> _GOAL OF THE EXERCISE_: Each line that holds the word "tested" is to be identified and copied.
[Start LISTING]
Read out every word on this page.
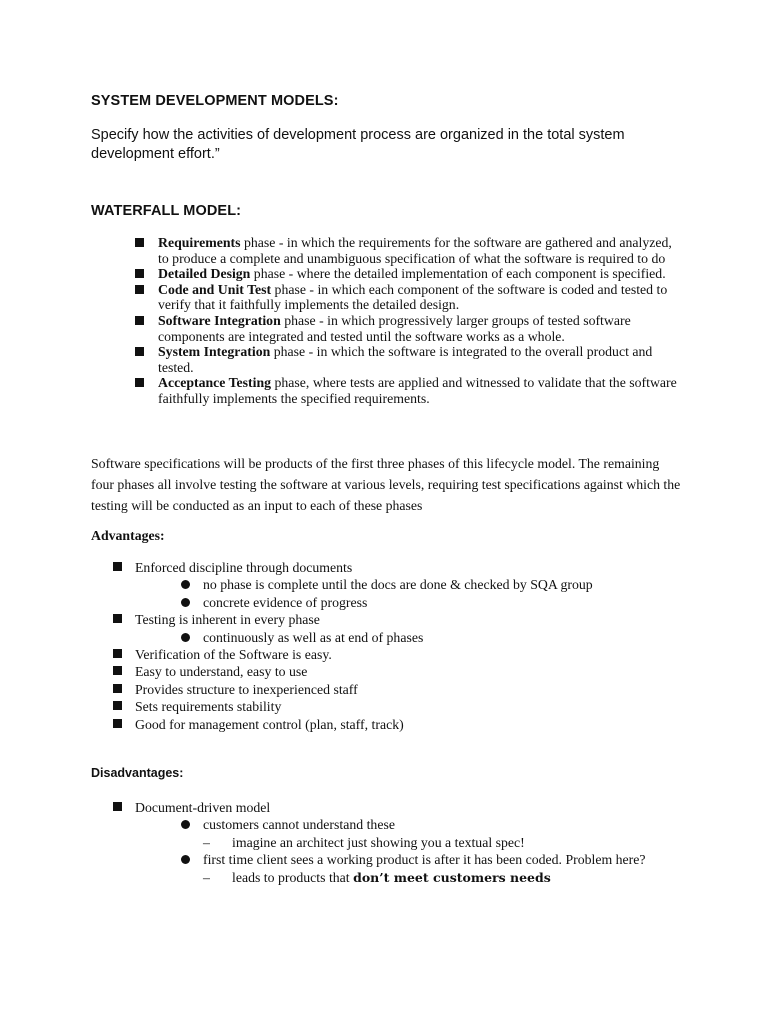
SYSTEM DEVELOPMENT MODELS:
Specify how the activities of development process are organized in the total system development effort.”
WATERFALL MODEL:
Requirements phase - in which the requirements for the software are gathered and analyzed, to produce a complete and unambiguous specification of what the software is required to do
Detailed Design phase - where the detailed implementation of each component is specified.
Code and Unit Test phase - in which each component of the software is coded and tested to verify that it faithfully implements the detailed design.
Software Integration phase - in which progressively larger groups of tested software components are integrated and tested until the software works as a whole.
System Integration phase - in which the software is integrated to the overall product and tested.
Acceptance Testing phase, where tests are applied and witnessed to validate that the software faithfully implements the specified requirements.
Software specifications will be products of the first three phases of this lifecycle model. The remaining four phases all involve testing the software at various levels, requiring test specifications against which the testing will be conducted as an input to each of these phases
Advantages:
Enforced discipline through documents
no phase is complete until the docs are done & checked by SQA group
concrete evidence of progress
Testing is inherent in every phase
continuously as well as at end of phases
Verification of the Software is easy.
Easy to understand, easy to use
Provides structure to inexperienced staff
Sets requirements stability
Good for management control (plan, staff, track)
Disadvantages:
Document-driven model
customers cannot understand these
– imagine an architect just showing you a textual spec!
first time client sees a working product is after it has been coded. Problem here?
– leads to products that don’t meet customers needs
[End LISTING]
> _SOLVED EXERCISE_:
Code and Unit Test phase - in which each component of the software is coded and tested to verify that it faithfully implements the detailed design.
Software Integration phase - in which progressively larger groups of tested software components are integrated and tested until the software works as a whole.
System Integration phase - in which the software is integrated to the overall product and tested.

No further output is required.